-- TASK BRIEF --
Write the records out again, keeping each line exactly as it is.

-- RECORDS PROVIDED --
+-------+
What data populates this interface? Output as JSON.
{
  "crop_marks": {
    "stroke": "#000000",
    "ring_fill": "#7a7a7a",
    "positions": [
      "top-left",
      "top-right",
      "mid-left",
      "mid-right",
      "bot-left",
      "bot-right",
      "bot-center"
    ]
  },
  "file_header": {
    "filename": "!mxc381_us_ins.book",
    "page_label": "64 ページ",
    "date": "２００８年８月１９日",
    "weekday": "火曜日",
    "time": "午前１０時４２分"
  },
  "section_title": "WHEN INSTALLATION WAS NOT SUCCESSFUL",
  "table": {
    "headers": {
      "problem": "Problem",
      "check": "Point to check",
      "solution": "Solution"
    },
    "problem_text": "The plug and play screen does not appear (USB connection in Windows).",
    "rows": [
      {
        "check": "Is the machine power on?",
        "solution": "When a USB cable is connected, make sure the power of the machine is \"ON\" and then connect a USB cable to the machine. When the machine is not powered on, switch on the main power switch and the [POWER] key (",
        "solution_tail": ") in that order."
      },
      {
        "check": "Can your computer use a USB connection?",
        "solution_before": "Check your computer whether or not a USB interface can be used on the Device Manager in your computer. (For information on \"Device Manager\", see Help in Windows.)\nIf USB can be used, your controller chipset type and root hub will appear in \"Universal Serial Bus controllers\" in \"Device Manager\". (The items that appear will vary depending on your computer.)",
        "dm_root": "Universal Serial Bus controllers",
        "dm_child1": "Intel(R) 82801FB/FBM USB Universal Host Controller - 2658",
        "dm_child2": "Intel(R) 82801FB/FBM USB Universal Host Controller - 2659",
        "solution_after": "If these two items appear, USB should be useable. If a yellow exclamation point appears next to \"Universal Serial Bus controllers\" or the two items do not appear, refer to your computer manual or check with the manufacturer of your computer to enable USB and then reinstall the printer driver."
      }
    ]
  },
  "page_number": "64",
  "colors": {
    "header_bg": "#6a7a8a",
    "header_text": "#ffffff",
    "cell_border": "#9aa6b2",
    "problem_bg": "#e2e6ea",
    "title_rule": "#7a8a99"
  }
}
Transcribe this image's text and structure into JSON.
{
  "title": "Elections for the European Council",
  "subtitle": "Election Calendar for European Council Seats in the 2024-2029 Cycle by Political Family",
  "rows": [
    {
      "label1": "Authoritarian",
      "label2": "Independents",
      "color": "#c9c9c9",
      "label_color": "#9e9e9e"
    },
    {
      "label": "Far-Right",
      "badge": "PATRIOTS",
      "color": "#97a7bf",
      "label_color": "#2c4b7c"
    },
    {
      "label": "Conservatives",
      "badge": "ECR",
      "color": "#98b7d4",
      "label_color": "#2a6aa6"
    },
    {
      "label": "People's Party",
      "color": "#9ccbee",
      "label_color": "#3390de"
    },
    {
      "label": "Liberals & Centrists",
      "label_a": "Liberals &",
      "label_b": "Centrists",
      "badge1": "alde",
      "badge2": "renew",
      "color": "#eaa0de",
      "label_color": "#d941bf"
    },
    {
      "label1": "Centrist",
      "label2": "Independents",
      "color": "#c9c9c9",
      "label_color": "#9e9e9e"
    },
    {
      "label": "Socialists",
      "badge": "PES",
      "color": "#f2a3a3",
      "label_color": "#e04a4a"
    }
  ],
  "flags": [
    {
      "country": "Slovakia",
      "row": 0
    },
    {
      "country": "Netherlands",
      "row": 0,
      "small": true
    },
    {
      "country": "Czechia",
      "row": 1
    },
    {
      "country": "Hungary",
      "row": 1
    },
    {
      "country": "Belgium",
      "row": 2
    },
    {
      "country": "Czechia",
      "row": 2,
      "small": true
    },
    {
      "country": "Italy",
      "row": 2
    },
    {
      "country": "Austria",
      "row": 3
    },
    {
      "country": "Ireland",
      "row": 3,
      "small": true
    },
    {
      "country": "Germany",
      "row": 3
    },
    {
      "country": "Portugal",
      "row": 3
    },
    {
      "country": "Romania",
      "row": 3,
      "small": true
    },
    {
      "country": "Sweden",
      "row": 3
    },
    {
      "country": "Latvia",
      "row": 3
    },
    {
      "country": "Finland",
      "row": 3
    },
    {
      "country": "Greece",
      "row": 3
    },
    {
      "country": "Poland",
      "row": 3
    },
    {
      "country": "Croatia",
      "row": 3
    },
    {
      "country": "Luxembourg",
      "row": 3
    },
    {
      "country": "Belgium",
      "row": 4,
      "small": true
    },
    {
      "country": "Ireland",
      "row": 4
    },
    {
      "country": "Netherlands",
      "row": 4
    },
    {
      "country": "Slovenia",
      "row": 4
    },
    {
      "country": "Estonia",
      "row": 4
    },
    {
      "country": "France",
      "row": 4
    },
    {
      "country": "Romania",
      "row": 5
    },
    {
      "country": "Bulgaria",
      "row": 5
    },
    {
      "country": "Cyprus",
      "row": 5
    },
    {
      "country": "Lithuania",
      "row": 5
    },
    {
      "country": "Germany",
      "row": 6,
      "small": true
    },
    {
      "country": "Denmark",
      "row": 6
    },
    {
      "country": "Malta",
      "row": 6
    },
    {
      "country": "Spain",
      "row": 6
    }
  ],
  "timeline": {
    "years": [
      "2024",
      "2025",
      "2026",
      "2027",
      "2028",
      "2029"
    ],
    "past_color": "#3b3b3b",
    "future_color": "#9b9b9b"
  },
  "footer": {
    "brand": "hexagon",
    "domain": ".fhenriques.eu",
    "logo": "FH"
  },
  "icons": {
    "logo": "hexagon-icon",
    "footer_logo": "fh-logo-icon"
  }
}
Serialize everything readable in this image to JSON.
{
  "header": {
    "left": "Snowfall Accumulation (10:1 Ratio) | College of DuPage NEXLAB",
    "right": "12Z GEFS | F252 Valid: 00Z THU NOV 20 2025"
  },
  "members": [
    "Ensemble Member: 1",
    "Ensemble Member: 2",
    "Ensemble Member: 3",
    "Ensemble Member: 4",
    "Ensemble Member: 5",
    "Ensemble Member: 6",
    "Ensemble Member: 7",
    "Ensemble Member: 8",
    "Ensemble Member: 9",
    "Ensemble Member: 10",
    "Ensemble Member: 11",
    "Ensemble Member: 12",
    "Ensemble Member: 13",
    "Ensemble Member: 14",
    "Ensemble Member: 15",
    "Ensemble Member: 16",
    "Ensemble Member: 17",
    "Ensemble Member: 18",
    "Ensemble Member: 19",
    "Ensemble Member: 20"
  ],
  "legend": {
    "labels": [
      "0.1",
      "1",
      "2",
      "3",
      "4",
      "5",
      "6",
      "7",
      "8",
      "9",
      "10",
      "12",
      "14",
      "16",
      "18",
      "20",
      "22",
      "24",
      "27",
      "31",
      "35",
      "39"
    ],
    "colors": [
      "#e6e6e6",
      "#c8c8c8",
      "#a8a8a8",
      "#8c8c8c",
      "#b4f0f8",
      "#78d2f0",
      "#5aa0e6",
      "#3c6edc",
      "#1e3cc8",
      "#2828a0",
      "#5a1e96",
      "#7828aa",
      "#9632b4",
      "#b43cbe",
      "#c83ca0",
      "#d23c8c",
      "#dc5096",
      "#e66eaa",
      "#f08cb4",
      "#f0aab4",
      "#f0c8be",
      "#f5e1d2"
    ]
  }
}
+-------+
-- COMPLETE OUTPUT --
What data populates this interface? Output as JSON.
{
  "crop_marks": {
    "stroke": "#000000",
    "ring_fill": "#7a7a7a",
    "positions": [
      "top-left",
      "top-right",
      "mid-left",
      "mid-right",
      "bot-left",
      "bot-right",
      "bot-center"
    ]
  },
  "file_header": {
    "filename": "!mxc381_us_ins.book",
    "page_label": "64 ページ",
    "date": "２００８年８月１９日",
    "weekday": "火曜日",
    "time": "午前１０時４２分"
  },
  "section_title": "WHEN INSTALLATION WAS NOT SUCCESSFUL",
  "table": {
    "headers": {
      "problem": "Problem",
      "check": "Point to check",
      "solution": "Solution"
    },
    "problem_text": "The plug and play screen does not appear (USB connection in Windows).",
    "rows": [
      {
        "check": "Is the machine power on?",
        "solution": "When a USB cable is connected, make sure the power of the machine is \"ON\" and then connect a USB cable to the machine. When the machine is not powered on, switch on the main power switch and the [POWER] key (",
        "solution_tail": ") in that order."
      },
      {
        "check": "Can your computer use a USB connection?",
        "solution_before": "Check your computer whether or not a USB interface can be used on the Device Manager in your computer. (For information on \"Device Manager\", see Help in Windows.)\nIf USB can be used, your controller chipset type and root hub will appear in \"Universal Serial Bus controllers\" in \"Device Manager\". (The items that appear will vary depending on your computer.)",
        "dm_root": "Universal Serial Bus controllers",
        "dm_child1": "Intel(R) 82801FB/FBM USB Universal Host Controller - 2658",
        "dm_child2": "Intel(R) 82801FB/FBM USB Universal Host Controller - 2659",
        "solution_after": "If these two items appear, USB should be useable. If a yellow exclamation point appears next to \"Universal Serial Bus controllers\" or the two items do not appear, refer to your computer manual or check with the manufacturer of your computer to enable USB and then reinstall the printer driver."
      }
    ]
  },
  "page_number": "64",
  "colors": {
    "header_bg": "#6a7a8a",
    "header_text": "#ffffff",
    "cell_border": "#9aa6b2",
    "problem_bg": "#e2e6ea",
    "title_rule": "#7a8a99"
  }
}
Transcribe this image's text and structure into JSON.
{
  "title": "Elections for the European Council",
  "subtitle": "Election Calendar for European Council Seats in the 2024-2029 Cycle by Political Family",
  "rows": [
    {
      "label1": "Authoritarian",
      "label2": "Independents",
      "color": "#c9c9c9",
      "label_color": "#9e9e9e"
    },
    {
      "label": "Far-Right",
      "badge": "PATRIOTS",
      "color": "#97a7bf",
      "label_color": "#2c4b7c"
    },
    {
      "label": "Conservatives",
      "badge": "ECR",
      "color": "#98b7d4",
      "label_color": "#2a6aa6"
    },
    {
      "label": "People's Party",
      "color": "#9ccbee",
      "label_color": "#3390de"
    },
    {
      "label": "Liberals & Centrists",
      "label_a": "Liberals &",
      "label_b": "Centrists",
      "badge1": "alde",
      "badge2": "renew",
      "color": "#eaa0de",
      "label_color": "#d941bf"
    },
    {
      "label1": "Centrist",
      "label2": "Independents",
      "color": "#c9c9c9",
      "label_color": "#9e9e9e"
    },
    {
      "label": "Socialists",
      "badge": "PES",
      "color": "#f2a3a3",
      "label_color": "#e04a4a"
    }
  ],
  "flags": [
    {
      "country": "Slovakia",
      "row": 0
    },
    {
      "country": "Netherlands",
      "row": 0,
      "small": true
    },
    {
      "country": "Czechia",
      "row": 1
    },
    {
      "country": "Hungary",
      "row": 1
    },
    {
      "country": "Belgium",
      "row": 2
    },
    {
      "country": "Czechia",
      "row": 2,
      "small": true
    },
    {
      "country": "Italy",
      "row": 2
    },
    {
      "country": "Austria",
      "row": 3
    },
    {
      "country": "Ireland",
      "row": 3,
      "small": true
    },
    {
      "country": "Germany",
      "row": 3
    },
    {
      "country": "Portugal",
      "row": 3
    },
    {
      "country": "Romania",
      "row": 3,
      "small": true
    },
    {
      "country": "Sweden",
      "row": 3
    },
    {
      "country": "Latvia",
      "row": 3
    },
    {
      "country": "Finland",
      "row": 3
    },
    {
      "country": "Greece",
      "row": 3
    },
    {
      "country": "Poland",
      "row": 3
    },
    {
      "country": "Croatia",
      "row": 3
    },
    {
      "country": "Luxembourg",
      "row": 3
    },
    {
      "country": "Belgium",
      "row": 4,
      "small": true
    },
    {
      "country": "Ireland",
      "row": 4
    },
    {
      "country": "Netherlands",
      "row": 4
    },
    {
      "country": "Slovenia",
      "row": 4
    },
    {
      "country": "Estonia",
      "row": 4
    },
    {
      "country": "France",
      "row": 4
    },
    {
      "country": "Romania",
      "row": 5
    },
    {
      "country": "Bulgaria",
      "row": 5
    },
    {
      "country": "Cyprus",
      "row": 5
    },
    {
      "country": "Lithuania",
      "row": 5
    },
    {
      "country": "Germany",
      "row": 6,
      "small": true
    },
    {
      "country": "Denmark",
      "row": 6
    },
    {
      "country": "Malta",
      "row": 6
    },
    {
      "country": "Spain",
      "row": 6
    }
  ],
  "timeline": {
    "years": [
      "2024",
      "2025",
      "2026",
      "2027",
      "2028",
      "2029"
    ],
    "past_color": "#3b3b3b",
    "future_color": "#9b9b9b"
  },
  "footer": {
    "brand": "hexagon",
    "domain": ".fhenriques.eu",
    "logo": "FH"
  },
  "icons": {
    "logo": "hexagon-icon",
    "footer_logo": "fh-logo-icon"
  }
}
Serialize everything readable in this image to JSON.
{
  "header": {
    "left": "Snowfall Accumulation (10:1 Ratio) | College of DuPage NEXLAB",
    "right": "12Z GEFS | F252 Valid: 00Z THU NOV 20 2025"
  },
  "members": [
    "Ensemble Member: 1",
    "Ensemble Member: 2",
    "Ensemble Member: 3",
    "Ensemble Member: 4",
    "Ensemble Member: 5",
    "Ensemble Member: 6",
    "Ensemble Member: 7",
    "Ensemble Member: 8",
    "Ensemble Member: 9",
    "Ensemble Member: 10",
    "Ensemble Member: 11",
    "Ensemble Member: 12",
    "Ensemble Member: 13",
    "Ensemble Member: 14",
    "Ensemble Member: 15",
    "Ensemble Member: 16",
    "Ensemble Member: 17",
    "Ensemble Member: 18",
    "Ensemble Member: 19",
    "Ensemble Member: 20"
  ],
  "legend": {
    "labels": [
      "0.1",
      "1",
      "2",
      "3",
      "4",
      "5",
      "6",
      "7",
      "8",
      "9",
      "10",
      "12",
      "14",
      "16",
      "18",
      "20",
      "22",
      "24",
      "27",
      "31",
      "35",
      "39"
    ],
    "colors": [
      "#e6e6e6",
      "#c8c8c8",
      "#a8a8a8",
      "#8c8c8c",
      "#b4f0f8",
      "#78d2f0",
      "#5aa0e6",
      "#3c6edc",
      "#1e3cc8",
      "#2828a0",
      "#5a1e96",
      "#7828aa",
      "#9632b4",
      "#b43cbe",
      "#c83ca0",
      "#d23c8c",
      "#dc5096",
      "#e66eaa",
      "#f08cb4",
      "#f0aab4",
      "#f0c8be",
      "#f5e1d2"
    ]
  }
}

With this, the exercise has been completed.